**STATED PROBLEM:**
Copy each line in which the string "pela" occurs.

**DATA FOR THE TASK:**
* Start *

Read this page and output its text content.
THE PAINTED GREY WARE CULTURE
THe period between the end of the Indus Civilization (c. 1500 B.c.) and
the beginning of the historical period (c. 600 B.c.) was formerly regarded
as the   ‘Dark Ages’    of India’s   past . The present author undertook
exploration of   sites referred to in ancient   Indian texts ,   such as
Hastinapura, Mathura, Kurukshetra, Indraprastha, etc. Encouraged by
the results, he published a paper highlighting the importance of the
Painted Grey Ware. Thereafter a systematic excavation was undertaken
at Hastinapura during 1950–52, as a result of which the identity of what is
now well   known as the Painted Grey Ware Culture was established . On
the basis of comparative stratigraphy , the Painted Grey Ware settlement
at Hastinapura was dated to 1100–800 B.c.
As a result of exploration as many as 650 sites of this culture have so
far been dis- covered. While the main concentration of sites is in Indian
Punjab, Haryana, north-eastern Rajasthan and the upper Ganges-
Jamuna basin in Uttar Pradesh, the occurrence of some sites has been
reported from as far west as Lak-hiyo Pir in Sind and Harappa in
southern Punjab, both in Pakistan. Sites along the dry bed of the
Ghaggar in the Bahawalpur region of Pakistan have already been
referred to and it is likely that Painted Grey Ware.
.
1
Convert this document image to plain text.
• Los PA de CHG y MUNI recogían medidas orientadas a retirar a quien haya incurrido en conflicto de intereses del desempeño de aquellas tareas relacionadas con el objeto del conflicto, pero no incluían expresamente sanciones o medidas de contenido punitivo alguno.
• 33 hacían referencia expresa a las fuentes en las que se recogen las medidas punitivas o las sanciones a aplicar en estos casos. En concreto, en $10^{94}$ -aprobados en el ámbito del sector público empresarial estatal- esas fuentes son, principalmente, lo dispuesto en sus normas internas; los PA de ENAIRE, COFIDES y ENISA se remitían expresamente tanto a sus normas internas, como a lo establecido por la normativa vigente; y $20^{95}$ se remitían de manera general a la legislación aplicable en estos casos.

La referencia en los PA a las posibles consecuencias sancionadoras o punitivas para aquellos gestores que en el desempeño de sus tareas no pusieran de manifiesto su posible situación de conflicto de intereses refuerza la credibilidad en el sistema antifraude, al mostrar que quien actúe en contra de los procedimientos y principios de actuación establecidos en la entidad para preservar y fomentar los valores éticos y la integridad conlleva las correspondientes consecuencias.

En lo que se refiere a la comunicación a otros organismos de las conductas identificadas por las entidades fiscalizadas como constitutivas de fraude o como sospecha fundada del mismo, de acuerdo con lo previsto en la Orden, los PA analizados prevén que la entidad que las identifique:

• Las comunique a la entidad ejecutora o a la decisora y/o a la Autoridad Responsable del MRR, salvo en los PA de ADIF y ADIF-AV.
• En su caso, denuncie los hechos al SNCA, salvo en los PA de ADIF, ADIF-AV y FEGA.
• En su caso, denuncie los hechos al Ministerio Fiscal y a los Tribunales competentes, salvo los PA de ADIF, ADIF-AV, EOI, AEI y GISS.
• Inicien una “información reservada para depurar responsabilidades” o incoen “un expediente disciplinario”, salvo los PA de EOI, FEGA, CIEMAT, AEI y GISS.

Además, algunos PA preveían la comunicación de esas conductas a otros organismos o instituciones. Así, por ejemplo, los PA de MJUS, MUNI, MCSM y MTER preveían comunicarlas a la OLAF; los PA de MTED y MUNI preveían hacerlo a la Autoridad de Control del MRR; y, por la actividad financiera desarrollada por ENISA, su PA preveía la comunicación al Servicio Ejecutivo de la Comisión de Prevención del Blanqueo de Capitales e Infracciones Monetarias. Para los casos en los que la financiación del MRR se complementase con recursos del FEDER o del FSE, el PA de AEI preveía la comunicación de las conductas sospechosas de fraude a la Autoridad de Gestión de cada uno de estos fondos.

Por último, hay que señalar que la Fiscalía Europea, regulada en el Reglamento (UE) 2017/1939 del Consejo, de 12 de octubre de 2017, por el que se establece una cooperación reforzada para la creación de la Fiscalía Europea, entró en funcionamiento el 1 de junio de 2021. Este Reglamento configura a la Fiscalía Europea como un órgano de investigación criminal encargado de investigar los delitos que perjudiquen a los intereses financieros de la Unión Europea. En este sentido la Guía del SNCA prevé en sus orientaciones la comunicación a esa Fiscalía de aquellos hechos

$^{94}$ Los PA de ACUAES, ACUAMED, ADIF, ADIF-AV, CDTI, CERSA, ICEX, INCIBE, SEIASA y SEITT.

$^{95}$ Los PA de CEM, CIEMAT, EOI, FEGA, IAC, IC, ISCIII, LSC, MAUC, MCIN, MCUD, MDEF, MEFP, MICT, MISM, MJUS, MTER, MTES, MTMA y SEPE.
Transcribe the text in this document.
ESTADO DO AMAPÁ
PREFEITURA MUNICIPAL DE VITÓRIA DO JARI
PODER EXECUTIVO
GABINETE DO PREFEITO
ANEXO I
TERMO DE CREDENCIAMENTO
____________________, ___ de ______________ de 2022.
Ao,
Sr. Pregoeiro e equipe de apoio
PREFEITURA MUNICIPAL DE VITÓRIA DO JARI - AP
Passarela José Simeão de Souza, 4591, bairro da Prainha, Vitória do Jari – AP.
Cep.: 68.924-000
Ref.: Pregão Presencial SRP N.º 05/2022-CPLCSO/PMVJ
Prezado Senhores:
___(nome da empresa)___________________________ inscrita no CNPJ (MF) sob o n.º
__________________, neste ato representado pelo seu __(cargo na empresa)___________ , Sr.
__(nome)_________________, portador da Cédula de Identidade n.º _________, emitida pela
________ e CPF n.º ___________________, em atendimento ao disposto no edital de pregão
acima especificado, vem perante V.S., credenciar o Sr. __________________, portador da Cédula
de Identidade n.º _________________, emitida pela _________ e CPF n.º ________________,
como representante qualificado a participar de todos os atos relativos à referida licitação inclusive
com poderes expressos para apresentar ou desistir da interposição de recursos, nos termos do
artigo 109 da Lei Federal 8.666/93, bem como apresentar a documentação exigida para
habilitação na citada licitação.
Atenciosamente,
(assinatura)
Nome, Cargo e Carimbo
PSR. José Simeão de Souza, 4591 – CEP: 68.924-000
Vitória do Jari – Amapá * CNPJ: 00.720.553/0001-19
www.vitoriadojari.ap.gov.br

* End *

**TASK OUTPUT:**
__(nome)_________________, portador da Cédula de Identidade n.º _________, emitida pela
de Identidade n.º _________________, emitida pela _________ e CPF n.º ________________,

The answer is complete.